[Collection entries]
######

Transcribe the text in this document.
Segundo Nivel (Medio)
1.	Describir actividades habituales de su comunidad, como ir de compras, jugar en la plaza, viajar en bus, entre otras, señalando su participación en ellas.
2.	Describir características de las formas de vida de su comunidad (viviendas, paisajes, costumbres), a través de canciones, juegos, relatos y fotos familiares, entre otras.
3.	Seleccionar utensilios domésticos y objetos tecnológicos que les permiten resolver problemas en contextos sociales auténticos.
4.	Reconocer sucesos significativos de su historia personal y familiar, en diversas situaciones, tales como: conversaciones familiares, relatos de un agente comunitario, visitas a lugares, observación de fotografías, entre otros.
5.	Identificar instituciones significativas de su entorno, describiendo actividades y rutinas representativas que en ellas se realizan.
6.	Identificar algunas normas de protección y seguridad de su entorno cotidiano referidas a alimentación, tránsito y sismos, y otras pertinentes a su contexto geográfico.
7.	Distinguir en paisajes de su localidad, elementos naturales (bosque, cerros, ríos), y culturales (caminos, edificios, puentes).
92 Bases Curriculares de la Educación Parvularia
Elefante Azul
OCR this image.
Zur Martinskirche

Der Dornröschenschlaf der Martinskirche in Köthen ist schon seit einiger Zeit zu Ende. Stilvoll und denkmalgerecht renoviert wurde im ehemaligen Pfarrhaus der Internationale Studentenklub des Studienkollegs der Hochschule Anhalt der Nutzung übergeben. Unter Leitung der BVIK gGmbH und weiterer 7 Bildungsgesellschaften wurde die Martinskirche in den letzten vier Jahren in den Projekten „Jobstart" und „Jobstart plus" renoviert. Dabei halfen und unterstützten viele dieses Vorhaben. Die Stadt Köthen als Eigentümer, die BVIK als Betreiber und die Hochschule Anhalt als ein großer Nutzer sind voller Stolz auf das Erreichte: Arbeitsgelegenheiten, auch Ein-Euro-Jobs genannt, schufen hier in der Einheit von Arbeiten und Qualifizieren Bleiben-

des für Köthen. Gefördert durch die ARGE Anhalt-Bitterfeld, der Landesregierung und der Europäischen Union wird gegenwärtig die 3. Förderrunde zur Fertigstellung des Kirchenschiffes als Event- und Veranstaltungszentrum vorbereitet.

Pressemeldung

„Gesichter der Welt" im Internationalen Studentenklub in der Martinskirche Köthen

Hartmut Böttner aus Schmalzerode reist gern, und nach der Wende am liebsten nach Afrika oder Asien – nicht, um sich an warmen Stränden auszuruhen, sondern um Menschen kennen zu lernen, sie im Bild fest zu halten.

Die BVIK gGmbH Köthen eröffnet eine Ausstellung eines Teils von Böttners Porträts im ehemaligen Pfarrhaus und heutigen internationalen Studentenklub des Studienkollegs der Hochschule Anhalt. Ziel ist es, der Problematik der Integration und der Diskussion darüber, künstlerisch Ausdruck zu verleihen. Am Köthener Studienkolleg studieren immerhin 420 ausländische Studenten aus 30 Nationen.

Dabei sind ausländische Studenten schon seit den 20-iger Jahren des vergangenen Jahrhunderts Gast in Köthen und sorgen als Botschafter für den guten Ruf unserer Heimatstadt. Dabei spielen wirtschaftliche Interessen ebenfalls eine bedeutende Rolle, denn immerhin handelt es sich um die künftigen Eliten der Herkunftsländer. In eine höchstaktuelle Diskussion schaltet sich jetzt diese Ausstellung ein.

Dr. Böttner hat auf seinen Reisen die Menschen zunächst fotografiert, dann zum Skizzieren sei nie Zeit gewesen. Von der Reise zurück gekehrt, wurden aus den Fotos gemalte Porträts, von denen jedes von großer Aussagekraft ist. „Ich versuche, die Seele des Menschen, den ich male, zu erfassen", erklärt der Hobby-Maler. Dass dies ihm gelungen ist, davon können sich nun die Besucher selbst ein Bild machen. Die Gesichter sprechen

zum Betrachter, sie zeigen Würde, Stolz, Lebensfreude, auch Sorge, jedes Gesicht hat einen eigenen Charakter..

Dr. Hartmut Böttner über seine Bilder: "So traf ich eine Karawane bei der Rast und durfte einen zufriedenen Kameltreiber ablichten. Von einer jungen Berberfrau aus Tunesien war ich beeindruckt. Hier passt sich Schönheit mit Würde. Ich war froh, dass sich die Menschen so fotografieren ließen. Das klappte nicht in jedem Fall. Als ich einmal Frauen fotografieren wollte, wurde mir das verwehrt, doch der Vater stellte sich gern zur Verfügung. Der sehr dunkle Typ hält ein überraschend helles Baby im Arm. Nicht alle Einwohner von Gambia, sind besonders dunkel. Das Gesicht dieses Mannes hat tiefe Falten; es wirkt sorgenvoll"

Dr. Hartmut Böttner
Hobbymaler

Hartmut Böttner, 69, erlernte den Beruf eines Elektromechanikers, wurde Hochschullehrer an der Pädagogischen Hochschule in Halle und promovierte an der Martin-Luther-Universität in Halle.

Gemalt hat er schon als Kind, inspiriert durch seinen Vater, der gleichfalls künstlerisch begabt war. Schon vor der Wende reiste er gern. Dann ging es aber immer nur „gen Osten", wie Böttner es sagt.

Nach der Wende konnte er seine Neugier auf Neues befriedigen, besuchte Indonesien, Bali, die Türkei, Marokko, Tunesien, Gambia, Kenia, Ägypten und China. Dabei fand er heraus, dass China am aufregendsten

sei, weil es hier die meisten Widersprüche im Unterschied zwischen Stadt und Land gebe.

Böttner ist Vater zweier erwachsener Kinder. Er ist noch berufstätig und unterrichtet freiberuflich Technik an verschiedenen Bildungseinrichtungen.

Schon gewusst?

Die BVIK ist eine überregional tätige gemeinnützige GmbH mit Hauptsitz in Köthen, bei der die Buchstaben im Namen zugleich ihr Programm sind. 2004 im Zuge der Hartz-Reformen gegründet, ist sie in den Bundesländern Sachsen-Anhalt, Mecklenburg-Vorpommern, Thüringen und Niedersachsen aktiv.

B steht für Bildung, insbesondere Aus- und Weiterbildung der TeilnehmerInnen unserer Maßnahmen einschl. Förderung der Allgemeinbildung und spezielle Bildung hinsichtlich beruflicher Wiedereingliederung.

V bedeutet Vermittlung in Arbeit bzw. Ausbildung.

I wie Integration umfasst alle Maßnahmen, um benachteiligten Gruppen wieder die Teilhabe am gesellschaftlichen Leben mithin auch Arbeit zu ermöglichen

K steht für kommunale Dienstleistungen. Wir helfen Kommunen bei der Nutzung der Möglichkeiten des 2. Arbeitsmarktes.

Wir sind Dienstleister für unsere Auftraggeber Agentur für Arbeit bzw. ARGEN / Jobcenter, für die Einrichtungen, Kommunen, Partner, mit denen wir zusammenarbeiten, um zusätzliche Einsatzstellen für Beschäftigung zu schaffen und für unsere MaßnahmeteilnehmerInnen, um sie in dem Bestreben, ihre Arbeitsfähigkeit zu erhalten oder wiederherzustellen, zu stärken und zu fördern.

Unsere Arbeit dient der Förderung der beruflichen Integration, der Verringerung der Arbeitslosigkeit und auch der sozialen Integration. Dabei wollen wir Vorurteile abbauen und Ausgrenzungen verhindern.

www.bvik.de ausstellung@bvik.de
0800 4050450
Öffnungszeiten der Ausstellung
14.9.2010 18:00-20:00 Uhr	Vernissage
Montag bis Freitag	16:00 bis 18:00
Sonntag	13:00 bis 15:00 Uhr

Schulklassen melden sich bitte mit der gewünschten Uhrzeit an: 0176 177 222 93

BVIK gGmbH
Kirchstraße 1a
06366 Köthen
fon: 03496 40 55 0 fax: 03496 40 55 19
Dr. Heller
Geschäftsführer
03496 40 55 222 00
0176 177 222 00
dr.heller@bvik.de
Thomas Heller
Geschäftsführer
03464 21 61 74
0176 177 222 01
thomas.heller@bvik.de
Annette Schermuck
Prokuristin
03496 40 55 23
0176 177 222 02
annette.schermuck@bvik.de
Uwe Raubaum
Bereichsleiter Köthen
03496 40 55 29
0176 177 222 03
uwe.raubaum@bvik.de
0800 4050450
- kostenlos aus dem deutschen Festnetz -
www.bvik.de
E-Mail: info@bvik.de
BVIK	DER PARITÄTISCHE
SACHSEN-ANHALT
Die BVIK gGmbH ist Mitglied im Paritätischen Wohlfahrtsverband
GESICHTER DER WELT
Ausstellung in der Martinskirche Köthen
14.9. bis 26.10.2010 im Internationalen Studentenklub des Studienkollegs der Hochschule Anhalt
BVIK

######

Filter the entries and copy out every line with the word "entorno".

[Result]
5.	Identificar instituciones significativas de su entorno, describiendo actividades y rutinas representativas que en ellas se realizan.
6.	Identificar algunas normas de protección y seguridad de su entorno cotidiano referidas a alimentación, tránsito y sismos, y otras pertinentes a su contexto geográfico.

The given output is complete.